╔══
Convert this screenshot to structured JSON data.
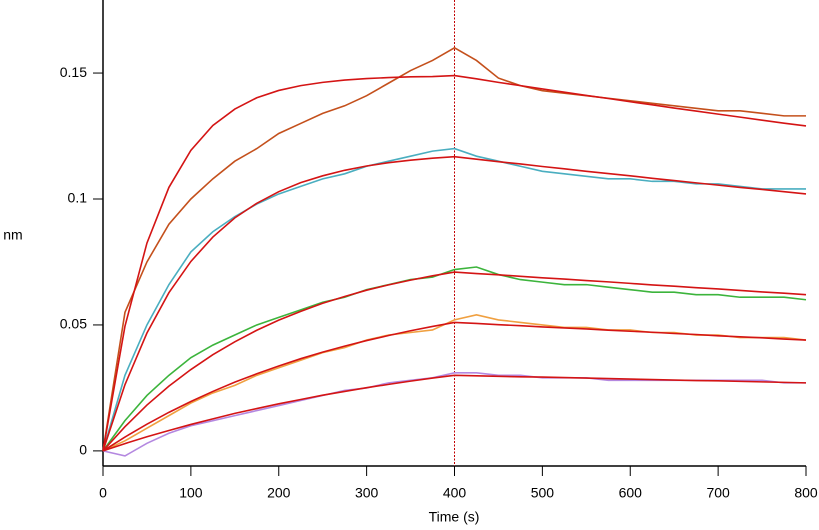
{
  "chart_data": {
    "type": "line",
    "x_label": "Time (s)",
    "y_label": "nm",
    "x": [
      0,
      25,
      50,
      75,
      100,
      125,
      150,
      175,
      200,
      225,
      250,
      275,
      300,
      325,
      350,
      375,
      400,
      425,
      450,
      475,
      500,
      525,
      550,
      575,
      600,
      625,
      650,
      675,
      700,
      725,
      750,
      775,
      800
    ],
    "series": [
      {
        "color": "#c4501c",
        "values": [
          0,
          0.055,
          0.075,
          0.09,
          0.1,
          0.108,
          0.115,
          0.12,
          0.126,
          0.13,
          0.134,
          0.137,
          0.141,
          0.146,
          0.151,
          0.155,
          0.16,
          0.155,
          0.148,
          0.145,
          0.143,
          0.142,
          0.141,
          0.14,
          0.139,
          0.138,
          0.137,
          0.136,
          0.135,
          0.135,
          0.134,
          0.133,
          0.133
        ]
      },
      {
        "color": "#4aaec0",
        "values": [
          0,
          0.03,
          0.05,
          0.066,
          0.079,
          0.087,
          0.093,
          0.098,
          0.102,
          0.105,
          0.108,
          0.11,
          0.113,
          0.115,
          0.117,
          0.119,
          0.12,
          0.117,
          0.115,
          0.113,
          0.111,
          0.11,
          0.109,
          0.108,
          0.108,
          0.107,
          0.107,
          0.106,
          0.106,
          0.105,
          0.104,
          0.104,
          0.104
        ]
      },
      {
        "color": "#3cb43c",
        "values": [
          0,
          0.012,
          0.022,
          0.03,
          0.037,
          0.042,
          0.046,
          0.05,
          0.053,
          0.056,
          0.059,
          0.061,
          0.064,
          0.066,
          0.068,
          0.069,
          0.072,
          0.073,
          0.07,
          0.068,
          0.067,
          0.066,
          0.066,
          0.065,
          0.064,
          0.063,
          0.063,
          0.062,
          0.062,
          0.061,
          0.061,
          0.061,
          0.06
        ]
      },
      {
        "color": "#f0a040",
        "values": [
          0,
          0.004,
          0.009,
          0.014,
          0.019,
          0.023,
          0.026,
          0.03,
          0.033,
          0.036,
          0.039,
          0.041,
          0.044,
          0.046,
          0.047,
          0.048,
          0.052,
          0.054,
          0.052,
          0.051,
          0.05,
          0.049,
          0.049,
          0.048,
          0.048,
          0.047,
          0.047,
          0.046,
          0.046,
          0.045,
          0.045,
          0.045,
          0.044
        ]
      },
      {
        "color": "#b488e0",
        "values": [
          0,
          -0.002,
          0.003,
          0.007,
          0.01,
          0.012,
          0.014,
          0.016,
          0.018,
          0.02,
          0.022,
          0.024,
          0.025,
          0.027,
          0.028,
          0.029,
          0.031,
          0.031,
          0.03,
          0.03,
          0.029,
          0.029,
          0.029,
          0.028,
          0.028,
          0.028,
          0.028,
          0.028,
          0.028,
          0.028,
          0.028,
          0.027,
          0.027
        ]
      },
      {
        "color": "#d41414",
        "values": [
          0,
          0.0495,
          0.0825,
          0.1046,
          0.1193,
          0.1292,
          0.1357,
          0.1402,
          0.1431,
          0.145,
          0.1463,
          0.1472,
          0.1478,
          0.1482,
          0.1485,
          0.1486,
          0.149,
          0.1477,
          0.1463,
          0.145,
          0.1437,
          0.1424,
          0.1411,
          0.1399,
          0.1386,
          0.1374,
          0.1361,
          0.1349,
          0.1337,
          0.1325,
          0.1313,
          0.1301,
          0.129
        ]
      },
      {
        "color": "#d41414",
        "values": [
          0,
          0.0263,
          0.0468,
          0.0628,
          0.0752,
          0.0849,
          0.0925,
          0.0983,
          0.1029,
          0.1065,
          0.1092,
          0.1114,
          0.1131,
          0.1144,
          0.1154,
          0.1162,
          0.1168,
          0.1158,
          0.1148,
          0.1139,
          0.1129,
          0.112,
          0.111,
          0.1101,
          0.1092,
          0.1082,
          0.1073,
          0.1064,
          0.1055,
          0.1046,
          0.1038,
          0.1029,
          0.102
        ]
      },
      {
        "color": "#d41414",
        "values": [
          0,
          0.0096,
          0.0182,
          0.0257,
          0.0323,
          0.0382,
          0.0433,
          0.0479,
          0.0519,
          0.0554,
          0.0586,
          0.0613,
          0.0638,
          0.0659,
          0.0678,
          0.0695,
          0.071,
          0.0704,
          0.0699,
          0.0693,
          0.0687,
          0.0682,
          0.0676,
          0.0671,
          0.0665,
          0.0659,
          0.0654,
          0.0648,
          0.0643,
          0.0637,
          0.0631,
          0.0626,
          0.062
        ]
      },
      {
        "color": "#d41414",
        "values": [
          0,
          0.0055,
          0.0106,
          0.0153,
          0.0196,
          0.0236,
          0.0273,
          0.0306,
          0.0337,
          0.0366,
          0.0392,
          0.0416,
          0.0438,
          0.0458,
          0.0477,
          0.0494,
          0.051,
          0.0506,
          0.0501,
          0.0497,
          0.0492,
          0.0488,
          0.0484,
          0.0479,
          0.0475,
          0.0471,
          0.0466,
          0.0462,
          0.0457,
          0.0453,
          0.0449,
          0.0444,
          0.044
        ]
      },
      {
        "color": "#d41414",
        "values": [
          0,
          0.0029,
          0.0056,
          0.0081,
          0.0105,
          0.0127,
          0.0149,
          0.0168,
          0.0187,
          0.0204,
          0.0221,
          0.0236,
          0.0251,
          0.0264,
          0.0277,
          0.0289,
          0.03,
          0.0298,
          0.0296,
          0.0294,
          0.0293,
          0.0291,
          0.0289,
          0.0287,
          0.0285,
          0.0283,
          0.0281,
          0.0279,
          0.0278,
          0.0276,
          0.0274,
          0.0272,
          0.027
        ]
      }
    ],
    "vline": {
      "x": 400,
      "color": "#c00000"
    },
    "xlim": [
      0,
      800
    ],
    "xticks": [
      0,
      100,
      200,
      300,
      400,
      500,
      600,
      700,
      800
    ],
    "ylim": [
      -0.006,
      0.179
    ],
    "yticks": [
      0,
      0.05,
      0.1,
      0.15
    ]
  }
}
╚══
BRIEF
Every entry must be written out exactly, with all pictures left out.

FINAL RESULT
Convert this screenshot to structured JSON data.
{
  "chart_data": {
    "type": "line",
    "x_label": "Time (s)",
    "y_label": "nm",
    "x": [
      0,
      25,
      50,
      75,
      100,
      125,
      150,
      175,
      200,
      225,
      250,
      275,
      300,
      325,
      350,
      375,
      400,
      425,
      450,
      475,
      500,
      525,
      550,
      575,
      600,
      625,
      650,
      675,
      700,
      725,
      750,
      775,
      800
    ],
    "series": [
      {
        "color": "#c4501c",
        "values": [
          0,
          0.055,
          0.075,
          0.09,
          0.1,
          0.108,
          0.115,
          0.12,
          0.126,
          0.13,
          0.134,
          0.137,
          0.141,
          0.146,
          0.151,
          0.155,
          0.16,
          0.155,
          0.148,
          0.145,
          0.143,
          0.142,
          0.141,
          0.14,
          0.139,
          0.138,
          0.137,
          0.136,
          0.135,
          0.135,
          0.134,
          0.133,
          0.133
        ]
      },
      {
        "color": "#4aaec0",
        "values": [
          0,
          0.03,
          0.05,
          0.066,
          0.079,
          0.087,
          0.093,
          0.098,
          0.102,
          0.105,
          0.108,
          0.11,
          0.113,
          0.115,
          0.117,
          0.119,
          0.12,
          0.117,
          0.115,
          0.113,
          0.111,
          0.11,
          0.109,
          0.108,
          0.108,
          0.107,
          0.107,
          0.106,
          0.106,
          0.105,
          0.104,
          0.104,
          0.104
        ]
      },
      {
        "color": "#3cb43c",
        "values": [
          0,
          0.012,
          0.022,
          0.03,
          0.037,
          0.042,
          0.046,
          0.05,
          0.053,
          0.056,
          0.059,
          0.061,
          0.064,
          0.066,
          0.068,
          0.069,
          0.072,
          0.073,
          0.07,
          0.068,
          0.067,
          0.066,
          0.066,
          0.065,
          0.064,
          0.063,
          0.063,
          0.062,
          0.062,
          0.061,
          0.061,
          0.061,
          0.06
        ]
      },
      {
        "color": "#f0a040",
        "values": [
          0,
          0.004,
          0.009,
          0.014,
          0.019,
          0.023,
          0.026,
          0.03,
          0.033,
          0.036,
          0.039,
          0.041,
          0.044,
          0.046,
          0.047,
          0.048,
          0.052,
          0.054,
          0.052,
          0.051,
          0.05,
          0.049,
          0.049,
          0.048,
          0.048,
          0.047,
          0.047,
          0.046,
          0.046,
          0.045,
          0.045,
          0.045,
          0.044
        ]
      },
      {
        "color": "#b488e0",
        "values": [
          0,
          -0.002,
          0.003,
          0.007,
          0.01,
          0.012,
          0.014,
          0.016,
          0.018,
          0.02,
          0.022,
          0.024,
          0.025,
          0.027,
          0.028,
          0.029,
          0.031,
          0.031,
          0.03,
          0.03,
          0.029,
          0.029,
          0.029,
          0.028,
          0.028,
          0.028,
          0.028,
          0.028,
          0.028,
          0.028,
          0.028,
          0.027,
          0.027
        ]
      },
      {
        "color": "#d41414",
        "values": [
          0,
          0.0495,
          0.0825,
          0.1046,
          0.1193,
          0.1292,
          0.1357,
          0.1402,
          0.1431,
          0.145,
          0.1463,
          0.1472,
          0.1478,
          0.1482,
          0.1485,
          0.1486,
          0.149,
          0.1477,
          0.1463,
          0.145,
          0.1437,
          0.1424,
          0.1411,
          0.1399,
          0.1386,
          0.1374,
          0.1361,
          0.1349,
          0.1337,
          0.1325,
          0.1313,
          0.1301,
          0.129
        ]
      },
      {
        "color": "#d41414",
        "values": [
          0,
          0.0263,
          0.0468,
          0.0628,
          0.0752,
          0.0849,
          0.0925,
          0.0983,
          0.1029,
          0.1065,
          0.1092,
          0.1114,
          0.1131,
          0.1144,
          0.1154,
          0.1162,
          0.1168,
          0.1158,
          0.1148,
          0.1139,
          0.1129,
          0.112,
          0.111,
          0.1101,
          0.1092,
          0.1082,
          0.1073,
          0.1064,
          0.1055,
          0.1046,
          0.1038,
          0.1029,
          0.102
        ]
      },
      {
        "color": "#d41414",
        "values": [
          0,
          0.0096,
          0.0182,
          0.0257,
          0.0323,
          0.0382,
          0.0433,
          0.0479,
          0.0519,
          0.0554,
          0.0586,
          0.0613,
          0.0638,
          0.0659,
          0.0678,
          0.0695,
          0.071,
          0.0704,
          0.0699,
          0.0693,
          0.0687,
          0.0682,
          0.0676,
          0.0671,
          0.0665,
          0.0659,
          0.0654,
          0.0648,
          0.0643,
          0.0637,
          0.0631,
          0.0626,
          0.062
        ]
      },
      {
        "color": "#d41414",
        "values": [
          0,
          0.0055,
          0.0106,
          0.0153,
          0.0196,
          0.0236,
          0.0273,
          0.0306,
          0.0337,
          0.0366,
          0.0392,
          0.0416,
          0.0438,
          0.0458,
          0.0477,
          0.0494,
          0.051,
          0.0506,
          0.0501,
          0.0497,
          0.0492,
          0.0488,
          0.0484,
          0.0479,
          0.0475,
          0.0471,
          0.0466,
          0.0462,
          0.0457,
          0.0453,
          0.0449,
          0.0444,
          0.044
        ]
      },
      {
        "color": "#d41414",
        "values": [
          0,
          0.0029,
          0.0056,
          0.0081,
          0.0105,
          0.0127,
          0.0149,
          0.0168,
          0.0187,
          0.0204,
          0.0221,
          0.0236,
          0.0251,
          0.0264,
          0.0277,
          0.0289,
          0.03,
          0.0298,
          0.0296,
          0.0294,
          0.0293,
          0.0291,
          0.0289,
          0.0287,
          0.0285,
          0.0283,
          0.0281,
          0.0279,
          0.0278,
          0.0276,
          0.0274,
          0.0272,
          0.027
        ]
      }
    ],
    "vline": {
      "x": 400,
      "color": "#c00000"
    },
    "xlim": [
      0,
      800
    ],
    "xticks": [
      0,
      100,
      200,
      300,
      400,
      500,
      600,
      700,
      800
    ],
    "ylim": [
      -0.006,
      0.179
    ],
    "yticks": [
      0,
      0.05,
      0.1,
      0.15
    ]
  }
}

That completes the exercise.